[Data records]
----

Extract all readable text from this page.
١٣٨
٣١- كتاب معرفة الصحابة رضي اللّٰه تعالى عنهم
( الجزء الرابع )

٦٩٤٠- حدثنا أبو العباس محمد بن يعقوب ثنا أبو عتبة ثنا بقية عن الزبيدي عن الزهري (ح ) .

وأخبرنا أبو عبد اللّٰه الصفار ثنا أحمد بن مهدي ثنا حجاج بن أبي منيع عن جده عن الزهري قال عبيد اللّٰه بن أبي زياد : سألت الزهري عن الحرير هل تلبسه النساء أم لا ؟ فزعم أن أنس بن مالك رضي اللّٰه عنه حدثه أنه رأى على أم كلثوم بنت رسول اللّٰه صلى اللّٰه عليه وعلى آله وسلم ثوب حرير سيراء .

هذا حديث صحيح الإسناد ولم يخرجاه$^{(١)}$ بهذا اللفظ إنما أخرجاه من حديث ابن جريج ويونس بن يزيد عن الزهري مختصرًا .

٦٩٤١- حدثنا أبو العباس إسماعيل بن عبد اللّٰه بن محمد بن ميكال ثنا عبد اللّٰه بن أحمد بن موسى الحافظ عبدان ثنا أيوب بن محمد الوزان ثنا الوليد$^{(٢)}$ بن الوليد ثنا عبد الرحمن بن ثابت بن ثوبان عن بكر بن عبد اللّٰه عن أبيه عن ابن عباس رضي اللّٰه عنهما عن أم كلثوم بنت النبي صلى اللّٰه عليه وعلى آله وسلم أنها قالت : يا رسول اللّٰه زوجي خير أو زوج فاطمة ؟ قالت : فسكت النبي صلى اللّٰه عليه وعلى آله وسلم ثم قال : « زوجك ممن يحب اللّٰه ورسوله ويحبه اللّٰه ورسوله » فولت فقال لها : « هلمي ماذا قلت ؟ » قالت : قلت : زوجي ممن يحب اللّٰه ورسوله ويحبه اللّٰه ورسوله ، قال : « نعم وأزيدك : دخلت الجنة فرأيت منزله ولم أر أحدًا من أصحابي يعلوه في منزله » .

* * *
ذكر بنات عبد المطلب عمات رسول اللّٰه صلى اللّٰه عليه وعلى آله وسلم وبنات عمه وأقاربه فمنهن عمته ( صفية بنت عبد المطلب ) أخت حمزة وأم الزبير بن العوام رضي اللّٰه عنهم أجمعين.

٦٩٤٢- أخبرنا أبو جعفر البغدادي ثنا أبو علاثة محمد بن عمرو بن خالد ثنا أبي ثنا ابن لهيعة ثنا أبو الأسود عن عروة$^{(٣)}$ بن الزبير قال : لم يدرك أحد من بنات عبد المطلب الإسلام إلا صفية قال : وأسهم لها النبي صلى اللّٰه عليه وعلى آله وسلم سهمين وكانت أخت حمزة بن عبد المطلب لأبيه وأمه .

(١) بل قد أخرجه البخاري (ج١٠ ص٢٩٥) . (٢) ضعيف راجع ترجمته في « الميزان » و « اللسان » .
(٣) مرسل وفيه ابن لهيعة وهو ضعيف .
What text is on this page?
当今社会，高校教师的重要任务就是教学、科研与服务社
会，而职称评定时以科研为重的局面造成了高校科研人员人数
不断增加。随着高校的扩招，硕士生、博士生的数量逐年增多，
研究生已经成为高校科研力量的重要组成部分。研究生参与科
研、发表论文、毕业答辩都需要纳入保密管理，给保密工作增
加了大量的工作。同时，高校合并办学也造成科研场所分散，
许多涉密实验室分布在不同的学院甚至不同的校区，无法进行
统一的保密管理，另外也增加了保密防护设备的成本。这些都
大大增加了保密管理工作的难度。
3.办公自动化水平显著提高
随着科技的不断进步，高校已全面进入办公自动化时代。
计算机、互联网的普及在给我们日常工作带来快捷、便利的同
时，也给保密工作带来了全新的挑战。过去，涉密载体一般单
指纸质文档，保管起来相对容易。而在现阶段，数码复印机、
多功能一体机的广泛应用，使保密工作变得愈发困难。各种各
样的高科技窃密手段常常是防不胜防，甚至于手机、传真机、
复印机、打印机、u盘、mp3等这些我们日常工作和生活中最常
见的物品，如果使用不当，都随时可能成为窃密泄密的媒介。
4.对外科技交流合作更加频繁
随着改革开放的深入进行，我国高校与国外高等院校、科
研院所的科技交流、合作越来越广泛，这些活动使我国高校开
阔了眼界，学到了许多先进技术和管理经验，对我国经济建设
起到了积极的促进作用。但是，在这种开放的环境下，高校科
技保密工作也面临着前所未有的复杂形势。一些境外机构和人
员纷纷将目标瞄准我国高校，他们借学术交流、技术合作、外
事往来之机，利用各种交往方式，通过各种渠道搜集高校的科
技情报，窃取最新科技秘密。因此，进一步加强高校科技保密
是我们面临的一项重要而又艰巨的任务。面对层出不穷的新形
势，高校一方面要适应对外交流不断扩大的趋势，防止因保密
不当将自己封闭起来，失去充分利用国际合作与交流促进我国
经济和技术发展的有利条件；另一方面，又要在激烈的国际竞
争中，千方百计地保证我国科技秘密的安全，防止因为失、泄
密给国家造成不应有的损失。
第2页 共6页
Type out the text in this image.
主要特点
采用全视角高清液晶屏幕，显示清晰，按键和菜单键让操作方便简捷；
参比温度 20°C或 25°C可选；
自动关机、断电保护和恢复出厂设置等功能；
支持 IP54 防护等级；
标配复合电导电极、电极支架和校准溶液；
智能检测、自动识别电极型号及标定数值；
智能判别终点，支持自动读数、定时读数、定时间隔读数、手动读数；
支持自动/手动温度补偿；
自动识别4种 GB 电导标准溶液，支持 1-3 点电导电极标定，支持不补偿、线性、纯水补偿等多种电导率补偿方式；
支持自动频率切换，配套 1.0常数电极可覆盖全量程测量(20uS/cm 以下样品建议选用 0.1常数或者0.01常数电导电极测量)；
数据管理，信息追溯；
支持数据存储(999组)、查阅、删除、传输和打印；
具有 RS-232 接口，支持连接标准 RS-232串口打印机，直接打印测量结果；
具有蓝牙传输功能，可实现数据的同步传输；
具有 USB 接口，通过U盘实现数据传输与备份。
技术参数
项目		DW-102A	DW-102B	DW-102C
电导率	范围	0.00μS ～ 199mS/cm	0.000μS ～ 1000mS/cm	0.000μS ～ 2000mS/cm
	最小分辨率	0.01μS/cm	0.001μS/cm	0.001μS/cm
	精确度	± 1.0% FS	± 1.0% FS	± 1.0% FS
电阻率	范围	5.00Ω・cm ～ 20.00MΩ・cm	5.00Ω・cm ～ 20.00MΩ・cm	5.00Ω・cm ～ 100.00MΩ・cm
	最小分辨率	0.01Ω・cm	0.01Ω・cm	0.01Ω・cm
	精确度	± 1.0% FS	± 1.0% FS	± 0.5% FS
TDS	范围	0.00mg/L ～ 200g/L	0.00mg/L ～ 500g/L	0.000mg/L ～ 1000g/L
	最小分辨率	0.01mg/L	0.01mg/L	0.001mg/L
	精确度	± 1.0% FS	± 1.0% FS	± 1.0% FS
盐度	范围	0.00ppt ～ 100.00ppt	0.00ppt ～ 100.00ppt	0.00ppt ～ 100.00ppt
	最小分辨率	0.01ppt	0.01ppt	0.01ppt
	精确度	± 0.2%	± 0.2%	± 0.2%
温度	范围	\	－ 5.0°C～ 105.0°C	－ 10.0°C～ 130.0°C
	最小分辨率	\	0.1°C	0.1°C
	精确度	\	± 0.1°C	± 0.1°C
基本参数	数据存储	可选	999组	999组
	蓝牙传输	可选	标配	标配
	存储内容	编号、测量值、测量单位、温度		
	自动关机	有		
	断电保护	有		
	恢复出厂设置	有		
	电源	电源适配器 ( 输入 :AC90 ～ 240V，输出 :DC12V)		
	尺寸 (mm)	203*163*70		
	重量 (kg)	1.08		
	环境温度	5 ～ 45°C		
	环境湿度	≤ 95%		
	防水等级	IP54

----

* GIVEN INSTRUCTION *
Copy out each line of the entries that holds "ضعيف".

* RESPONSE TO THIS EXERCISE *
(١) بل قد أخرجه البخاري (ج١٠ ص٢٩٥) . (٢) ضعيف راجع ترجمته في « الميزان » و « اللسان » .
(٣) مرسل وفيه ابن لهيعة وهو ضعيف .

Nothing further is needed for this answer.